TASK TO CARRY OUT: Scan the material that follows. Copy every line containing the word "Kapital".
# START OF EXERCISE MATERIAL
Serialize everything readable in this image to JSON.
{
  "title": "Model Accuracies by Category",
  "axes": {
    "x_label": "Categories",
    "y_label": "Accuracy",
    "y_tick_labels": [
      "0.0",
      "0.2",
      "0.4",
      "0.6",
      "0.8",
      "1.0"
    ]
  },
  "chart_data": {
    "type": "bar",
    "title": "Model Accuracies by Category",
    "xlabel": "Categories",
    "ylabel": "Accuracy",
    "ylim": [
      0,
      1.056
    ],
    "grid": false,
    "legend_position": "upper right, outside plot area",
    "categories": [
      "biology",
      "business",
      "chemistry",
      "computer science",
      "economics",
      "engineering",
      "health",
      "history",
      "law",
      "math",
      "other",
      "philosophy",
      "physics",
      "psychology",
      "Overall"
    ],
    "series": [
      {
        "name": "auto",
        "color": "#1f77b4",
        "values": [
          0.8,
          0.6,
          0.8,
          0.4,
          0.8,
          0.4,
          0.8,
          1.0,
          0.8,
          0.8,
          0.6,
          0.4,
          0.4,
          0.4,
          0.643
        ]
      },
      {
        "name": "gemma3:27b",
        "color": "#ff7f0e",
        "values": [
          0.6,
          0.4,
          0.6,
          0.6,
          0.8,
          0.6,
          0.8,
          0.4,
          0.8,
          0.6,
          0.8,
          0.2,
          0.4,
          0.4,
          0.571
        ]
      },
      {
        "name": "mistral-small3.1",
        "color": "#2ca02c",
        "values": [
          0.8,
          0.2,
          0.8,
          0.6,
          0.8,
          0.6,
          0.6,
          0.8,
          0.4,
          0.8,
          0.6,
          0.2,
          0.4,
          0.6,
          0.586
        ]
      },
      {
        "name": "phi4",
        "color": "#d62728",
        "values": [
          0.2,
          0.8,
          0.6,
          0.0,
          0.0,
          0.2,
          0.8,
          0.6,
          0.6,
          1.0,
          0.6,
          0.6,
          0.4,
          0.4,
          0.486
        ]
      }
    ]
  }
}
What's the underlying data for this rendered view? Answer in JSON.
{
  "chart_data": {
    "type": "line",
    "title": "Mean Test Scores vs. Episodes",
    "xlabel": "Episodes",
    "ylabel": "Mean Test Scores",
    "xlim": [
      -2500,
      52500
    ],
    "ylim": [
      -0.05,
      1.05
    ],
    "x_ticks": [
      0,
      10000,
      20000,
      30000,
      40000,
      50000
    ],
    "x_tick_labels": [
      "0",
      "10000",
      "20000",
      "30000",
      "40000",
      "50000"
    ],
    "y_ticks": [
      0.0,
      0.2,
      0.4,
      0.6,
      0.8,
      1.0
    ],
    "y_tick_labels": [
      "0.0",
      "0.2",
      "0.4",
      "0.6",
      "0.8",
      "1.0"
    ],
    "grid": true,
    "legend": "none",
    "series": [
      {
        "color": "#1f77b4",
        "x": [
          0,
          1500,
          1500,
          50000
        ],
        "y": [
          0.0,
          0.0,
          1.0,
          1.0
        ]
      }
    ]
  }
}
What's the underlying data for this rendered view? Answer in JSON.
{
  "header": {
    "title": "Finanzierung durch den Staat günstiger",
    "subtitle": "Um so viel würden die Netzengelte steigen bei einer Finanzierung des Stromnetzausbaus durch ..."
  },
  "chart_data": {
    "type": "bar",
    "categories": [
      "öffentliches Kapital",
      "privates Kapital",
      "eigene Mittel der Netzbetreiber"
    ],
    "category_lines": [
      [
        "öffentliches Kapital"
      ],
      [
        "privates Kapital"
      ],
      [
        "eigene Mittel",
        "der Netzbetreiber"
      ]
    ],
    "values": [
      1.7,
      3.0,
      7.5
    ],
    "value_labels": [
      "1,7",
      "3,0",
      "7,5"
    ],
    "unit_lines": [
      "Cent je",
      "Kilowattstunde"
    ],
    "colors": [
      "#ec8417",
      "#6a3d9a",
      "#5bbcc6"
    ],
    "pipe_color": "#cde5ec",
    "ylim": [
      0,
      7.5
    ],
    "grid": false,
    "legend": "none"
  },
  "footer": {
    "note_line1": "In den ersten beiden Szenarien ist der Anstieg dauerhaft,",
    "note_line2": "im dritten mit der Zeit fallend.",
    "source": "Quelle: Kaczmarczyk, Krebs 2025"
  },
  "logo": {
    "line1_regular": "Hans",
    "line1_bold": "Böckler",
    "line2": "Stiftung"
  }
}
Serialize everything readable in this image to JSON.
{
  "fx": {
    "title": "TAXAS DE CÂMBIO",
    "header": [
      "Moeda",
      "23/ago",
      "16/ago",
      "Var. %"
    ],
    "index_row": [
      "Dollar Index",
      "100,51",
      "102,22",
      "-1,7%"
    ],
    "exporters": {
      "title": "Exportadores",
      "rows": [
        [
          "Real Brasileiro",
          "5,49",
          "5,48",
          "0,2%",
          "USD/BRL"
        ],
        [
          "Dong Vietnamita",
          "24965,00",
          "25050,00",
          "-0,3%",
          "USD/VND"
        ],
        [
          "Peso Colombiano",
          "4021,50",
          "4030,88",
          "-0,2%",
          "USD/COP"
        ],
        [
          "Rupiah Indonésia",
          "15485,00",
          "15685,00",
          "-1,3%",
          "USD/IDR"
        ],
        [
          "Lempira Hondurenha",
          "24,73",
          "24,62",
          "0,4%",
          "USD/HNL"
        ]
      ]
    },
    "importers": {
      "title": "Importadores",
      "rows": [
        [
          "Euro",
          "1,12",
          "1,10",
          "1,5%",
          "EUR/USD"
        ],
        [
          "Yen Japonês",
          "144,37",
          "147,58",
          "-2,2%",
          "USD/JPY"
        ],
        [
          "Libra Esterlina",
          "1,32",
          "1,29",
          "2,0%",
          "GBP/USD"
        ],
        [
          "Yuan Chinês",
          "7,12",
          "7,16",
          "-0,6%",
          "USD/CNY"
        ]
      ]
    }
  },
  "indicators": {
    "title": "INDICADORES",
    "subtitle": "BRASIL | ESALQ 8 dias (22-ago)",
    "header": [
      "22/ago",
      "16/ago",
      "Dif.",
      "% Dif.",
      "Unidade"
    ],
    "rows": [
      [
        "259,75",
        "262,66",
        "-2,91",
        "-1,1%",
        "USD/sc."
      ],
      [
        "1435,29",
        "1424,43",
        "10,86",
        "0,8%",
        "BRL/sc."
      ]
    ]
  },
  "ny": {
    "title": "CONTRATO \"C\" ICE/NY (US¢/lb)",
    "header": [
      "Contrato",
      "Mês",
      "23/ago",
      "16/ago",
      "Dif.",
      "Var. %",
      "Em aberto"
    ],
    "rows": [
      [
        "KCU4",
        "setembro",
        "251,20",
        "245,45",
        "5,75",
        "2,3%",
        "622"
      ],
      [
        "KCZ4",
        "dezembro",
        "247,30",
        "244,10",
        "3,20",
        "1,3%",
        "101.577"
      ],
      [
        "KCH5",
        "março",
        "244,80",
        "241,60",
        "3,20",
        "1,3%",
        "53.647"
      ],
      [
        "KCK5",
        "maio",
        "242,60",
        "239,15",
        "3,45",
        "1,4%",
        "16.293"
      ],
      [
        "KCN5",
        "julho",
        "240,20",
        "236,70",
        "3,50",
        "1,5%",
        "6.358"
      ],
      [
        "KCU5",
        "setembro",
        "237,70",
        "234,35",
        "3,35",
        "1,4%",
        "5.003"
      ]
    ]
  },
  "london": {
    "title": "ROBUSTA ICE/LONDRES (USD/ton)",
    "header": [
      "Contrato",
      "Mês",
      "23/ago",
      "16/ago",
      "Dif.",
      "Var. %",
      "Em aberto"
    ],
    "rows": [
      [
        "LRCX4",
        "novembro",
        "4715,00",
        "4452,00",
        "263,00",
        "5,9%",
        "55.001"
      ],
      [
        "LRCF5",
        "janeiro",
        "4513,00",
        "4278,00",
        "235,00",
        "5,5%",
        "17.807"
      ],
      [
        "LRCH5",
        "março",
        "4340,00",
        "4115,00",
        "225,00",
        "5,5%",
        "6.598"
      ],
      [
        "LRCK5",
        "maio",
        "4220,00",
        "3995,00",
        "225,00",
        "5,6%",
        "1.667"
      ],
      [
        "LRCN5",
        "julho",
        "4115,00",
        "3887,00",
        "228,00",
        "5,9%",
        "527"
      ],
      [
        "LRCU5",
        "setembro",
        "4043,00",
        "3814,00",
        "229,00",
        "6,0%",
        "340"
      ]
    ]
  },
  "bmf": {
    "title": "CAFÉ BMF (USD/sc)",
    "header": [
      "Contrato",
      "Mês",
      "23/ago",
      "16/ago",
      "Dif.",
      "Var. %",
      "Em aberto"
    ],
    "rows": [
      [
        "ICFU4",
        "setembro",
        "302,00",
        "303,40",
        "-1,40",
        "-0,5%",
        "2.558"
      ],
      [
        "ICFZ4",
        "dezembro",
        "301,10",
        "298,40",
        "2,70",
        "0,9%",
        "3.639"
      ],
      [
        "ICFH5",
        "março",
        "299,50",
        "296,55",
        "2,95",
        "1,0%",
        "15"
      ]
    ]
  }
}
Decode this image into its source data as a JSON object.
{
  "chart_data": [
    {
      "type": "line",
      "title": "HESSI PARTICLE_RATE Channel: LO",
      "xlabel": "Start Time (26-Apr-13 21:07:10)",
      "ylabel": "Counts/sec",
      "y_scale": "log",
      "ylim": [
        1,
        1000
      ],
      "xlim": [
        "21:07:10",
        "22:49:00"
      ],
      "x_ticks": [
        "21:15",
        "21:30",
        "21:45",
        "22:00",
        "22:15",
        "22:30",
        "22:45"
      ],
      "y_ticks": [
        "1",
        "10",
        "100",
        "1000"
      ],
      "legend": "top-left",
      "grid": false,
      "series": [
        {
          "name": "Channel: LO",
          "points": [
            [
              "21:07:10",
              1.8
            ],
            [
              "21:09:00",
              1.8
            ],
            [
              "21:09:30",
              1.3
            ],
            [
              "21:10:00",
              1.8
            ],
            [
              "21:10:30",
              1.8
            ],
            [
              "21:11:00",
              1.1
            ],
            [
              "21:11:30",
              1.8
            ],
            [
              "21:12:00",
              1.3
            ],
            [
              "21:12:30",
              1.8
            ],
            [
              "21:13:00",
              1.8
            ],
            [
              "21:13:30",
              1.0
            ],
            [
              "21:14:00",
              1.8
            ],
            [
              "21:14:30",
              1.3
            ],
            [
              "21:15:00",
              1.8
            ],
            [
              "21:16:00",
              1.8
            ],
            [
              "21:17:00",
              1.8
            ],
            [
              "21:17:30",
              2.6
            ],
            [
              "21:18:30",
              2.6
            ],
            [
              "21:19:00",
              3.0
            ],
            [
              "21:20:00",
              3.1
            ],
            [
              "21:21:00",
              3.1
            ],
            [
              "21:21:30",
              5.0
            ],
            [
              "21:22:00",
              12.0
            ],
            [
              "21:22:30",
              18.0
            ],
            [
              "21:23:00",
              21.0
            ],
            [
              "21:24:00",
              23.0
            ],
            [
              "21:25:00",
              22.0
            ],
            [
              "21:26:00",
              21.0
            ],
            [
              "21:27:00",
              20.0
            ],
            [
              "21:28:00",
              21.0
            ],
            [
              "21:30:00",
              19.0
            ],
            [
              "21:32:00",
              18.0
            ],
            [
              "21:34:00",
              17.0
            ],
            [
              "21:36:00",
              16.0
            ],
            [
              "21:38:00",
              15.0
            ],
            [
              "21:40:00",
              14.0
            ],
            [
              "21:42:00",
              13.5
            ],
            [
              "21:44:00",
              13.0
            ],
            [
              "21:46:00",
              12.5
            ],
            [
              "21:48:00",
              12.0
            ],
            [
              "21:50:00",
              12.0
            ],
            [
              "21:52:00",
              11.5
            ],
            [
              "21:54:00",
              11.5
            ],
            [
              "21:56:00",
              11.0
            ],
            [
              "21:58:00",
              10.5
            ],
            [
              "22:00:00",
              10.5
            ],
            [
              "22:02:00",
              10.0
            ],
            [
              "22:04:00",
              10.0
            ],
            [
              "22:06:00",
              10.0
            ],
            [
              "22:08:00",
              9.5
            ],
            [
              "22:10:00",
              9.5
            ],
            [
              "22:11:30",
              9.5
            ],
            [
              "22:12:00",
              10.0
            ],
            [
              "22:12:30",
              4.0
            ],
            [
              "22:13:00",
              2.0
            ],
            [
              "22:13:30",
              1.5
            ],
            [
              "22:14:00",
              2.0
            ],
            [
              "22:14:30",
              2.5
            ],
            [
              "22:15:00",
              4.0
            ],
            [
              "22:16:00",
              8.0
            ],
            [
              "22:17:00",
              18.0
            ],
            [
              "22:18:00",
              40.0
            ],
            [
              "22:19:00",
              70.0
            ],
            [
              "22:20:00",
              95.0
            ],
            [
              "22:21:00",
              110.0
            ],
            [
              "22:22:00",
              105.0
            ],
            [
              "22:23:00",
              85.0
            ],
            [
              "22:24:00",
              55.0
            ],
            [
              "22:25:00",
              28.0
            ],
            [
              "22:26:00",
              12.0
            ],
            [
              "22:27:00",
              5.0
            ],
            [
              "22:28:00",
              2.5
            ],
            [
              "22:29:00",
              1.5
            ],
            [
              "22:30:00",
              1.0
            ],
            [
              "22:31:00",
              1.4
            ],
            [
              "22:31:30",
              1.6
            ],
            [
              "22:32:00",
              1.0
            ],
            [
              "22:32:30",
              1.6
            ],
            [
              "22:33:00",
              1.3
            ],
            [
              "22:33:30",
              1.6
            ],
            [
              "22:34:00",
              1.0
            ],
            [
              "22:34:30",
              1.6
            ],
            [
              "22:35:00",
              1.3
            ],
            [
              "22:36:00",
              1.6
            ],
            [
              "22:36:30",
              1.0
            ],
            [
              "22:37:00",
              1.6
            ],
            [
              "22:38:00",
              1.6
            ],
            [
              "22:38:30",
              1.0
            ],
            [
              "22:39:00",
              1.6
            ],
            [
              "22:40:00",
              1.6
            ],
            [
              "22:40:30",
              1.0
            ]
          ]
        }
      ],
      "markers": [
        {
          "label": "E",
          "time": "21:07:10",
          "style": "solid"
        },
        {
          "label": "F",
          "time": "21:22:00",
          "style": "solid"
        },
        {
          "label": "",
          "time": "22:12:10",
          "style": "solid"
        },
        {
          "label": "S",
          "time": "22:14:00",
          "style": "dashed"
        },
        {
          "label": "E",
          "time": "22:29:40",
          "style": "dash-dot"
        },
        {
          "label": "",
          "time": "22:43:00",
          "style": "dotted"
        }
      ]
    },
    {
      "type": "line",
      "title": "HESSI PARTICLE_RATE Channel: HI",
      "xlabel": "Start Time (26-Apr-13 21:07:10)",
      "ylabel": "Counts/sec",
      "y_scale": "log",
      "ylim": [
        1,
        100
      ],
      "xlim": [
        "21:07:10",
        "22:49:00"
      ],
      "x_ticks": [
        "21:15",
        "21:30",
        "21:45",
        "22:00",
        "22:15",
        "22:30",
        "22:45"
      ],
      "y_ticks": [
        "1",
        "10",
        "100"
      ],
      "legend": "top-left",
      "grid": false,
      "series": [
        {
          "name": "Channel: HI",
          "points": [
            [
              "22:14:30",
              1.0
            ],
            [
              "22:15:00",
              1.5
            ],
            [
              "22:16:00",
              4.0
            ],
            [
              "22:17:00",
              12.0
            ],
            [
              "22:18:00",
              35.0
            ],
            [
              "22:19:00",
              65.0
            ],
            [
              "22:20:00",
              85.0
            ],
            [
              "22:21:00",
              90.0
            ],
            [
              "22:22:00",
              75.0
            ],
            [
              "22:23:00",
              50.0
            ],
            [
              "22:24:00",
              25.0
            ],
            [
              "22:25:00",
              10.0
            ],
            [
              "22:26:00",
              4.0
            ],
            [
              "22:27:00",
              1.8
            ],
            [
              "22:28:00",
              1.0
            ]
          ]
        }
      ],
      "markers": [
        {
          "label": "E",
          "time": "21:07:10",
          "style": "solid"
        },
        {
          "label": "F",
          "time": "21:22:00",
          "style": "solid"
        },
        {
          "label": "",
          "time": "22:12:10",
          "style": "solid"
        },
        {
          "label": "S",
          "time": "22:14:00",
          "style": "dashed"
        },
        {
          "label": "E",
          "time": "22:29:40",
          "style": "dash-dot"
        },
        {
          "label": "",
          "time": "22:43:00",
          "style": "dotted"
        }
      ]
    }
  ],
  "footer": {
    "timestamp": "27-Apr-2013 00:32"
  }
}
# END OF EXERCISE MATERIAL
TASK RESPONSE:
      "öffentliches Kapital",
      "privates Kapital",
        "öffentliches Kapital"
        "privates Kapital"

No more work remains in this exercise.